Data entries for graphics
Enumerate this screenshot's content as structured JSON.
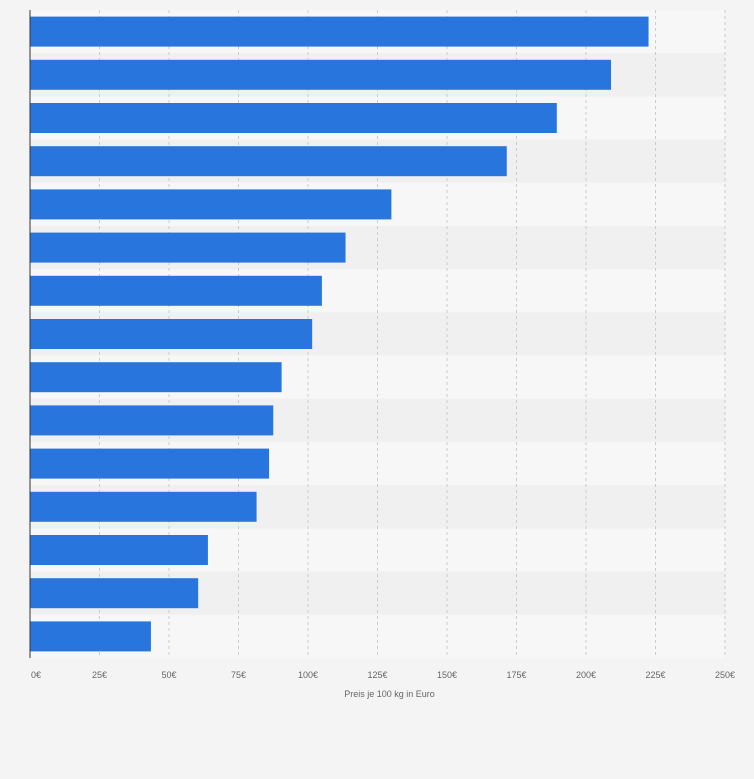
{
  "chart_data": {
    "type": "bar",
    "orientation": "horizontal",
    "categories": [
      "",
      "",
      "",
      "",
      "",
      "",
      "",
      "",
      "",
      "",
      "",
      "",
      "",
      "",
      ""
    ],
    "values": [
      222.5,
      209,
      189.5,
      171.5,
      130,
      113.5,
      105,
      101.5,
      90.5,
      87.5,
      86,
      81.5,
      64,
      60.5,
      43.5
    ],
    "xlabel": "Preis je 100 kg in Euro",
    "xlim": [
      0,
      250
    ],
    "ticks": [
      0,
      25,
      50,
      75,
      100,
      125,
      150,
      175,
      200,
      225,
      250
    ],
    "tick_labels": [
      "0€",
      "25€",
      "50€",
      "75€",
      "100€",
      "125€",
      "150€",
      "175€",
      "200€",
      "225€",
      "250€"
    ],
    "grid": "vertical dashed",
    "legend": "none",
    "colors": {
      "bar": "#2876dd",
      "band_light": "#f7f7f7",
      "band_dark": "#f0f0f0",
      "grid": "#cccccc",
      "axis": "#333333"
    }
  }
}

* EXERCISE REQUIREMENTS: Copy the listing in full and without alteration, omitting every picture.

* TASK RESPONSE:
Enumerate this screenshot's content as structured JSON.
{
  "chart_data": {
    "type": "bar",
    "orientation": "horizontal",
    "categories": [
      "",
      "",
      "",
      "",
      "",
      "",
      "",
      "",
      "",
      "",
      "",
      "",
      "",
      "",
      ""
    ],
    "values": [
      222.5,
      209,
      189.5,
      171.5,
      130,
      113.5,
      105,
      101.5,
      90.5,
      87.5,
      86,
      81.5,
      64,
      60.5,
      43.5
    ],
    "xlabel": "Preis je 100 kg in Euro",
    "xlim": [
      0,
      250
    ],
    "ticks": [
      0,
      25,
      50,
      75,
      100,
      125,
      150,
      175,
      200,
      225,
      250
    ],
    "tick_labels": [
      "0€",
      "25€",
      "50€",
      "75€",
      "100€",
      "125€",
      "150€",
      "175€",
      "200€",
      "225€",
      "250€"
    ],
    "grid": "vertical dashed",
    "legend": "none",
    "colors": {
      "bar": "#2876dd",
      "band_light": "#f7f7f7",
      "band_dark": "#f0f0f0",
      "grid": "#cccccc",
      "axis": "#333333"
    }
  }
}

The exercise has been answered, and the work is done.